*DATA RECORDS*
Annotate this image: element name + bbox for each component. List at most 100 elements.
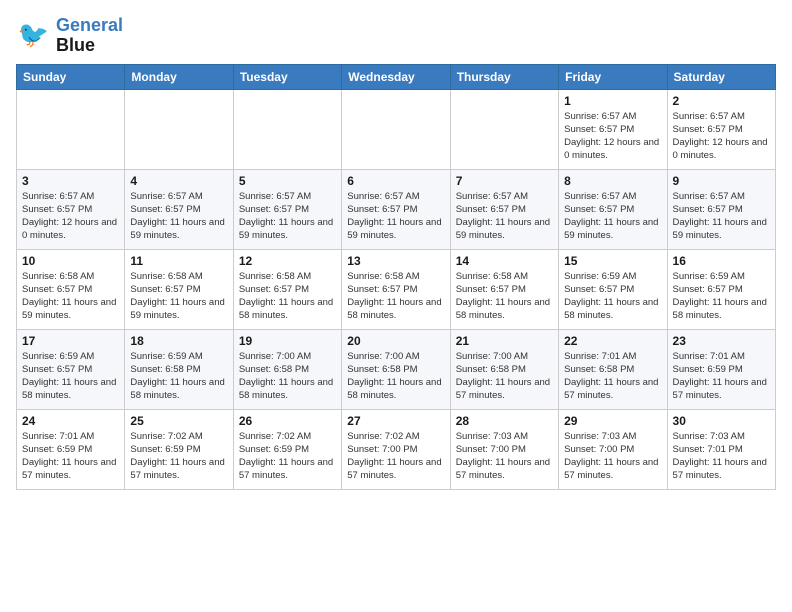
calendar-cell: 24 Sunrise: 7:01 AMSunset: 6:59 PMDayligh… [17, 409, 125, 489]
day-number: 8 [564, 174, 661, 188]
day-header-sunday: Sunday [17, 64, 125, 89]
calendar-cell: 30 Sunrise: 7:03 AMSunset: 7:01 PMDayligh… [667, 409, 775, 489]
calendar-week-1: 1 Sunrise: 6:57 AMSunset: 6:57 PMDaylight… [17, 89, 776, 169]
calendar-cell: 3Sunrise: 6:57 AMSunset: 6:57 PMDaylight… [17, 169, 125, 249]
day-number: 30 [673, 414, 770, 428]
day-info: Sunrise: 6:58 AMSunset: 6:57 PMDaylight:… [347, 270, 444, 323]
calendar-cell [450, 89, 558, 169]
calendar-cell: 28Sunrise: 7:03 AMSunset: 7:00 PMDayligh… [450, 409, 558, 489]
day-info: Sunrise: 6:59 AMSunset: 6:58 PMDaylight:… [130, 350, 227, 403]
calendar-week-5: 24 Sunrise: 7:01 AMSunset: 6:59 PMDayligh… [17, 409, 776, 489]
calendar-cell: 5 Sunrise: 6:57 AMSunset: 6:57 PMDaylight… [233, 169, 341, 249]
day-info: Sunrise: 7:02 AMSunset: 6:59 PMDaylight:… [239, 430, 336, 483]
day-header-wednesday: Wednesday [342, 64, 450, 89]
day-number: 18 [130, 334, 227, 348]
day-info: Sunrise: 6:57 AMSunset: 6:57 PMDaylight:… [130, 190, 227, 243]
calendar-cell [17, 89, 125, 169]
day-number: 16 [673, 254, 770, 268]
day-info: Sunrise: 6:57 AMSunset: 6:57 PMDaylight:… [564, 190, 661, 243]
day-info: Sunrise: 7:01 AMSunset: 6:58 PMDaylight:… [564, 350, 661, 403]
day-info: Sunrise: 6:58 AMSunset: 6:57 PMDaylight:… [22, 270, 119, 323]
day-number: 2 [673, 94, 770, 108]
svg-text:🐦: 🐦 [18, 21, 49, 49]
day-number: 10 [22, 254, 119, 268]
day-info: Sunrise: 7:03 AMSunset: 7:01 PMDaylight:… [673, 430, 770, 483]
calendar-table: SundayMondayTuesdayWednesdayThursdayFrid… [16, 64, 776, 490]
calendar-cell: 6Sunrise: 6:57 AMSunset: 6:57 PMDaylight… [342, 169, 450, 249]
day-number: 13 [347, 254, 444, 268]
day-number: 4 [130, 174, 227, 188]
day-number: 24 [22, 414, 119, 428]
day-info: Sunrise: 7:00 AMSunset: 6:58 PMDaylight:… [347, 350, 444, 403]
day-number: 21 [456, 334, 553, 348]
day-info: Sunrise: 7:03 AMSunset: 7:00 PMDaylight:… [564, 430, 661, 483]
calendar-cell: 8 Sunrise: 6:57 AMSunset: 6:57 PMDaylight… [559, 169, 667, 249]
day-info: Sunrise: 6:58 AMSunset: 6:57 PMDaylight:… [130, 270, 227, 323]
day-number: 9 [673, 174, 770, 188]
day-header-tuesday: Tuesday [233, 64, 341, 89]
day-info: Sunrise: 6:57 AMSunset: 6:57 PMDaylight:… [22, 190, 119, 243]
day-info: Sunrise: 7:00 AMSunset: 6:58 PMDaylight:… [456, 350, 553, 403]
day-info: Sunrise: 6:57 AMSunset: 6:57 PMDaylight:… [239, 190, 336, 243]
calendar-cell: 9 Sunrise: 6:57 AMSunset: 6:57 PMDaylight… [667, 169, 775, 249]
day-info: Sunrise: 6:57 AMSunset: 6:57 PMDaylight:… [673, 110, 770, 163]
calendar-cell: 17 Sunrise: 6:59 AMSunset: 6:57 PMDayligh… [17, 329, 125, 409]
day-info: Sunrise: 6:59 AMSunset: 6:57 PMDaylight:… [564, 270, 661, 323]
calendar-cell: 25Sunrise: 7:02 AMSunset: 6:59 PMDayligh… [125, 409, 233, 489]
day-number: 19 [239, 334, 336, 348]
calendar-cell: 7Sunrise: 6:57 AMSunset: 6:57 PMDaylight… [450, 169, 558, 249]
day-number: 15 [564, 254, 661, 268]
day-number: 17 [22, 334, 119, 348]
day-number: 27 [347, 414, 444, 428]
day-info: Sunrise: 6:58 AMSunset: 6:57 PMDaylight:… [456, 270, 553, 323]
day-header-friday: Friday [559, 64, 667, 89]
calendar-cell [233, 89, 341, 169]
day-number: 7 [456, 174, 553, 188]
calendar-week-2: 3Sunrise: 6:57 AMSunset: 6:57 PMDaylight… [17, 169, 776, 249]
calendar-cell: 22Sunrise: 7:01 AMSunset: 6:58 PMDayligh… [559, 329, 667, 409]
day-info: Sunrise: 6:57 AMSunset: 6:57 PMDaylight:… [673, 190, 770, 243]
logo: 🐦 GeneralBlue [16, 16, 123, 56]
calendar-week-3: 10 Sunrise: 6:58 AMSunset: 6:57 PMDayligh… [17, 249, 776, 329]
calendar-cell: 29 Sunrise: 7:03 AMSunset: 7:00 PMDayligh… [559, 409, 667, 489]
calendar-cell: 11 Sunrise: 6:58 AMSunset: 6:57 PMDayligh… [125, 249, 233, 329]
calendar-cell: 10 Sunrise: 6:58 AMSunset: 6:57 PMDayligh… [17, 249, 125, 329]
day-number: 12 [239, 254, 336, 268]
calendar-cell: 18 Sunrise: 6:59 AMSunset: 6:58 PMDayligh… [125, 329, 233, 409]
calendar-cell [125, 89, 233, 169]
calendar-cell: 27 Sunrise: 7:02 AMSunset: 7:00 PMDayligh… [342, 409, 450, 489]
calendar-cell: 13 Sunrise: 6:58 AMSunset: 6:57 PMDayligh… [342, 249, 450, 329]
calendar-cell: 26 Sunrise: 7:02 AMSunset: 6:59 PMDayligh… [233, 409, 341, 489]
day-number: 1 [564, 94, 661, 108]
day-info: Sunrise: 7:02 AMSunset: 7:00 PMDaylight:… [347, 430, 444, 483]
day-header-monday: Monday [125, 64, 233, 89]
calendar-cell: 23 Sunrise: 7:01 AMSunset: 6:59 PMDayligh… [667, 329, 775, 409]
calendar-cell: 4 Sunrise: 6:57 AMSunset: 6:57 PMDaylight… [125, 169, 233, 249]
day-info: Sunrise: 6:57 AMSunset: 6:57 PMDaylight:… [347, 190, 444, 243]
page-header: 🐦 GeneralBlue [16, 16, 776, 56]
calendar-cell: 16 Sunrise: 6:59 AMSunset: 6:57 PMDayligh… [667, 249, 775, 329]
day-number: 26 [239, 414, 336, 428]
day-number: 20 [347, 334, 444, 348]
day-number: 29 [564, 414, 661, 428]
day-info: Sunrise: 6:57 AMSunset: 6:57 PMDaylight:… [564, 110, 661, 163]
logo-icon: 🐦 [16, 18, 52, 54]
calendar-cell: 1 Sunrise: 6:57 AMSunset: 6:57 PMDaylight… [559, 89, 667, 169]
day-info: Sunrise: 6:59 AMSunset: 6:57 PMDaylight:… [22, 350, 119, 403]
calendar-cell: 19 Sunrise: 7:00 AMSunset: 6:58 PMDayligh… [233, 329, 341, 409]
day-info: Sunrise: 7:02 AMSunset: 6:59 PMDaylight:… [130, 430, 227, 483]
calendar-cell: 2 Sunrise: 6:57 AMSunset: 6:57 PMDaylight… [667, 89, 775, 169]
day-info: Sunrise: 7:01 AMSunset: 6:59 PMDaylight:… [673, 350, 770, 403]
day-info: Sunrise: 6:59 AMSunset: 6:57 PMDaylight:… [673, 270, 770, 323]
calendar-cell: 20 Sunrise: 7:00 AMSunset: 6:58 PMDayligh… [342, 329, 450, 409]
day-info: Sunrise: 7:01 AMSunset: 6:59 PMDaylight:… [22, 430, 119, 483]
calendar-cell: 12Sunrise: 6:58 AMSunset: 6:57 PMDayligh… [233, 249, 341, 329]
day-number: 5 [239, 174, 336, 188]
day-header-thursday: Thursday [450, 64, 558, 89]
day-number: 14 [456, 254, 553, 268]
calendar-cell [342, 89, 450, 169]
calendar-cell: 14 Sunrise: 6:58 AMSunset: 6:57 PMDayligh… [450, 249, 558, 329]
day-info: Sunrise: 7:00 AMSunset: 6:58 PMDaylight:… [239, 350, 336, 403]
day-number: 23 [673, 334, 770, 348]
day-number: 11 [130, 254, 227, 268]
==
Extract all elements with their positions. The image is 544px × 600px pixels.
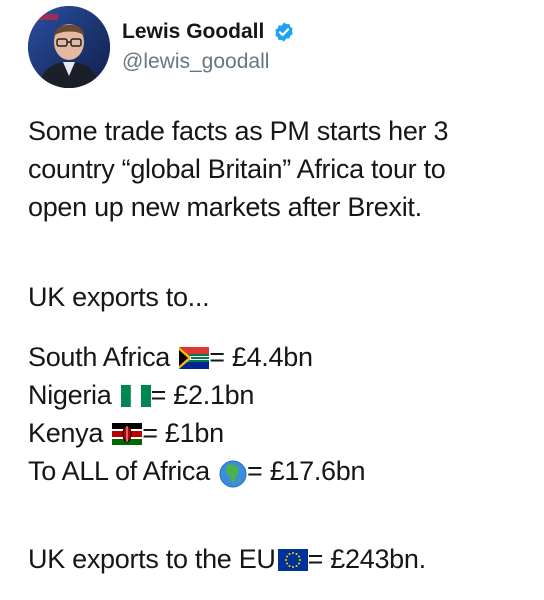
* * *
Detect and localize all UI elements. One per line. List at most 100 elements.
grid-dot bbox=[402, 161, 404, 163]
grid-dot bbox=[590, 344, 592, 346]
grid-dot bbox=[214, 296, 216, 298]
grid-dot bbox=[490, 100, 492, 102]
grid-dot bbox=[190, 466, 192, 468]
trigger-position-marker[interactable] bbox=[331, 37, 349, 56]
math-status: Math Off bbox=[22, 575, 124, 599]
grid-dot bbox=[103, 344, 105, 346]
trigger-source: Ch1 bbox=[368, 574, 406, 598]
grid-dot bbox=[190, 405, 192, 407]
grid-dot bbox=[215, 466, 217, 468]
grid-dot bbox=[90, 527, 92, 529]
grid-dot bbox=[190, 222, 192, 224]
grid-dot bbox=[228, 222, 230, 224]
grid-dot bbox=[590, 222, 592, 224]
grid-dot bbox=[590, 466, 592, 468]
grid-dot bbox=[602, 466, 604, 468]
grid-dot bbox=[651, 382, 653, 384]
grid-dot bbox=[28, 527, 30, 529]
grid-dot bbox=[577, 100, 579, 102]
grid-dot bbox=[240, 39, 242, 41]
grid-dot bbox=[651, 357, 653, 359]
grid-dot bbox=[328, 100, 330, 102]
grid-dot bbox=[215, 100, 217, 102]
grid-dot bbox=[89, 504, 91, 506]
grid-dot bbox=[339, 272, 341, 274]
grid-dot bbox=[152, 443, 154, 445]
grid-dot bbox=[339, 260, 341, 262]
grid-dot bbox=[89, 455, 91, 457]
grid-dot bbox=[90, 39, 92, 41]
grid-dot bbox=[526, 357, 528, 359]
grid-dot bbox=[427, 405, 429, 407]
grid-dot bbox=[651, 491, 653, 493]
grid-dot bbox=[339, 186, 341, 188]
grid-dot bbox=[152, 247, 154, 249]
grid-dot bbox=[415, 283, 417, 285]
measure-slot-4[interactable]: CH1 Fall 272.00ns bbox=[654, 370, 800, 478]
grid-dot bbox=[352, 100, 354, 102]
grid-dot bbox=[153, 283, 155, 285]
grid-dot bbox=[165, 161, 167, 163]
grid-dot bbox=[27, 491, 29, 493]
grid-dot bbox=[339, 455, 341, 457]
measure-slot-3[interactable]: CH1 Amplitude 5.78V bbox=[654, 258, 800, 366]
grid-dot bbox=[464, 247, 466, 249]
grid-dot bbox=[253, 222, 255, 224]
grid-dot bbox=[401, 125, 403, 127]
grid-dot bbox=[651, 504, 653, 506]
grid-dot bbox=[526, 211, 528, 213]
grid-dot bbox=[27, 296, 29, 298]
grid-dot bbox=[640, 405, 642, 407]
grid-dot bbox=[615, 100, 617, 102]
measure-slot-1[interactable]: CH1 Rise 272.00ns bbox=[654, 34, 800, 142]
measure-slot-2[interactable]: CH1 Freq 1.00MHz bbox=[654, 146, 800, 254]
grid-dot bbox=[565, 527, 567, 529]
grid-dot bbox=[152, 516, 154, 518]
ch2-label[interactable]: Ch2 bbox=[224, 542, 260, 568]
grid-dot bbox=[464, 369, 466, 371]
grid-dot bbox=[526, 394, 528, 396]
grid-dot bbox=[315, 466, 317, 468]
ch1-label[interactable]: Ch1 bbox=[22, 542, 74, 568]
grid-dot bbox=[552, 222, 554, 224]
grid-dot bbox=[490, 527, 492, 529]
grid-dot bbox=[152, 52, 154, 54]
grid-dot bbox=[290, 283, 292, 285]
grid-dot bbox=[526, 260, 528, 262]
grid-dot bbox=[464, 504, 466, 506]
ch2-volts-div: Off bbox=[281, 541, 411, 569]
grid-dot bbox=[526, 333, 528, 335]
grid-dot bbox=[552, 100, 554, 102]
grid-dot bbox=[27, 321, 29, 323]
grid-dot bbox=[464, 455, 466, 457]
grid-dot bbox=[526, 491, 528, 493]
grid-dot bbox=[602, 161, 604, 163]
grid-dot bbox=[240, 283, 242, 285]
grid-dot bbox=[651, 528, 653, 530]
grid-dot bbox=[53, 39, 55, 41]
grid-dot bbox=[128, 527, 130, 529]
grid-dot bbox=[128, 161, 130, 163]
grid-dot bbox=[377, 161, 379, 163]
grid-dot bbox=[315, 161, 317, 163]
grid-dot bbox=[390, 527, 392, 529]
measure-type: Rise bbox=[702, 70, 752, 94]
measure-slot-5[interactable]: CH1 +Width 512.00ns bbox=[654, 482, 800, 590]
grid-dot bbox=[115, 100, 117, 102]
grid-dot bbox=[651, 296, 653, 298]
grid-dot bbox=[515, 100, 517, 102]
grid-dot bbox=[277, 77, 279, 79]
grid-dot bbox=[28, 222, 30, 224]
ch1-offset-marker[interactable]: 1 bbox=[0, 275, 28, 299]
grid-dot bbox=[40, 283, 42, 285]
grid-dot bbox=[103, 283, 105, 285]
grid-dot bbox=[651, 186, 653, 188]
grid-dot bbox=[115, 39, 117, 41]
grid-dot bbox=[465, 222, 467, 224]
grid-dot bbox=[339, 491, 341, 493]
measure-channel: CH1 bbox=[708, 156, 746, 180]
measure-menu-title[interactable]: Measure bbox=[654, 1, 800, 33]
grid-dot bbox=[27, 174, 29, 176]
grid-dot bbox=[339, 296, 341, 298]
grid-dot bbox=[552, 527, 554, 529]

*EXERCISE PROMPT*
Retype the data above, word for word, from the line containing "Annotate this image: element" through the line containing "calendar-cell: 30 Sunrise: 7:03". Leave out the picture.

*THE RESPONSE*
Annotate this image: element name + bbox for each component. List at most 100 elements.
calendar-cell: 24 Sunrise: 7:01 AMSunset: 6:59 PMDayligh… [17, 409, 125, 489]
day-number: 8 [564, 174, 661, 188]
day-header-sunday: Sunday [17, 64, 125, 89]
calendar-cell: 30 Sunrise: 7:03 AMSunset: 7:01 PMDayligh… [667, 409, 775, 489]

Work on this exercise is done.